The data below is to be set down exactly.

──────── Extracted information

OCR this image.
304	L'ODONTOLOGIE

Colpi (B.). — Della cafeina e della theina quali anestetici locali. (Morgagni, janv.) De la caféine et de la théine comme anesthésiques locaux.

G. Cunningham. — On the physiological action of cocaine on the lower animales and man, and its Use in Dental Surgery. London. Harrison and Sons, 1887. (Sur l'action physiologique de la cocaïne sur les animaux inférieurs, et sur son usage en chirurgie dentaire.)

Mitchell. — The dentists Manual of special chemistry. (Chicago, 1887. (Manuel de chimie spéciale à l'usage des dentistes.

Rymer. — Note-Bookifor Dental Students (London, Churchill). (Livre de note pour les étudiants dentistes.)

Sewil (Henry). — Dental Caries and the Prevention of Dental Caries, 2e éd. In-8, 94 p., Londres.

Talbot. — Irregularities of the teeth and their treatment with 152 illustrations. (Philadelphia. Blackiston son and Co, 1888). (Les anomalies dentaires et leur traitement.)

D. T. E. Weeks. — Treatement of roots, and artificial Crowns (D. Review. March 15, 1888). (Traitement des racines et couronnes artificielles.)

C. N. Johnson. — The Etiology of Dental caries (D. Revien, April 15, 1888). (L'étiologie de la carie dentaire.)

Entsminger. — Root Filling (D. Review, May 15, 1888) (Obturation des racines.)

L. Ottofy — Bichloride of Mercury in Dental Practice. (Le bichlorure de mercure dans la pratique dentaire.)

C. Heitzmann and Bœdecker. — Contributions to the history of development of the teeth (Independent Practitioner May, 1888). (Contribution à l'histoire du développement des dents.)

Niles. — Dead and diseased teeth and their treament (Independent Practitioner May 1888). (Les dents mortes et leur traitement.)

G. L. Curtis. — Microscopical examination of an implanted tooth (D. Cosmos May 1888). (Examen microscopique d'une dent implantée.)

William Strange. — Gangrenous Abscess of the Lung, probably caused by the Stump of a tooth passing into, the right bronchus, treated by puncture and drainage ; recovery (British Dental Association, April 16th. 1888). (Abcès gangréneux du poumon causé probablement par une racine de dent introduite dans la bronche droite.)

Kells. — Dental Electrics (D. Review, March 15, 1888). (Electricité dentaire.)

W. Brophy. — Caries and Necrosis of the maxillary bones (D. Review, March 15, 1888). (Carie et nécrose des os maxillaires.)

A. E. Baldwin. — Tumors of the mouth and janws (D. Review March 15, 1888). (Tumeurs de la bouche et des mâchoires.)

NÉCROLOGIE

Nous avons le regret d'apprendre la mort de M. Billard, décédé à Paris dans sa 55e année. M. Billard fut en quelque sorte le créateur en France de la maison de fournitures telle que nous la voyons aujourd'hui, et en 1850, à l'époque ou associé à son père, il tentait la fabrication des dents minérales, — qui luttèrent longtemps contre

────────────────

Exercise response =>
OCR this image.
304	L'ODONTOLOGIE

Colpi (B.). — Della cafeina e della theina quali anestetici locali. (Morgagni, janv.) De la caféine et de la théine comme anesthésiques locaux.

G. Cunningham. — On the physiological action of cocaine on the lower animales and man, and its Use in Dental Surgery. London. Harrison and Sons, 1887. (Sur l'action physiologique de la cocaïne sur les animaux inférieurs, et sur son usage en chirurgie dentaire.)

Mitchell. — The dentists Manual of special chemistry. (Chicago, 1887. (Manuel de chimie spéciale à l'usage des dentistes.

Rymer. — Note-Bookifor Dental Students (London, Churchill). (Livre de note pour les étudiants dentistes.)

Sewil (Henry). — Dental Caries and the Prevention of Dental Caries, 2e éd. In-8, 94 p., Londres.

Talbot. — Irregularities of the teeth and their treatment with 152 illustrations. (Philadelphia. Blackiston son and Co, 1888). (Les anomalies dentaires et leur traitement.)

D. T. E. Weeks. — Treatement of roots, and artificial Crowns (D. Review. March 15, 1888). (Traitement des racines et couronnes artificielles.)

C. N. Johnson. — The Etiology of Dental caries (D. Revien, April 15, 1888). (L'étiologie de la carie dentaire.)

Entsminger. — Root Filling (D. Review, May 15, 1888) (Obturation des racines.)

L. Ottofy — Bichloride of Mercury in Dental Practice. (Le bichlorure de mercure dans la pratique dentaire.)

C. Heitzmann and Bœdecker. — Contributions to the history of development of the teeth (Independent Practitioner May, 1888). (Contribution à l'histoire du développement des dents.)

Niles. — Dead and diseased teeth and their treament (Independent Practitioner May 1888). (Les dents mortes et leur traitement.)

G. L. Curtis. — Microscopical examination of an implanted tooth (D. Cosmos May 1888). (Examen microscopique d'une dent implantée.)

William Strange. — Gangrenous Abscess of the Lung, probably caused by the Stump of a tooth passing into, the right bronchus, treated by puncture and drainage ; recovery (British Dental Association, April 16th. 1888). (Abcès gangréneux du poumon causé probablement par une racine de dent introduite dans la bronche droite.)

Kells. — Dental Electrics (D. Review, March 15, 1888). (Electricité dentaire.)

W. Brophy. — Caries and Necrosis of the maxillary bones (D. Review, March 15, 1888). (Carie et nécrose des os maxillaires.)

A. E. Baldwin. — Tumors of the mouth and janws (D. Review March 15, 1888). (Tumeurs de la bouche et des mâchoires.)

NÉCROLOGIE

Nous avons le regret d'apprendre la mort de M. Billard, décédé à Paris dans sa 55e année. M. Billard fut en quelque sorte le créateur en France de la maison de fournitures telle que nous la voyons aujourd'hui, et en 1850, à l'époque ou associé à son père, il tentait la fabrication des dents minérales, — qui luttèrent longtemps contre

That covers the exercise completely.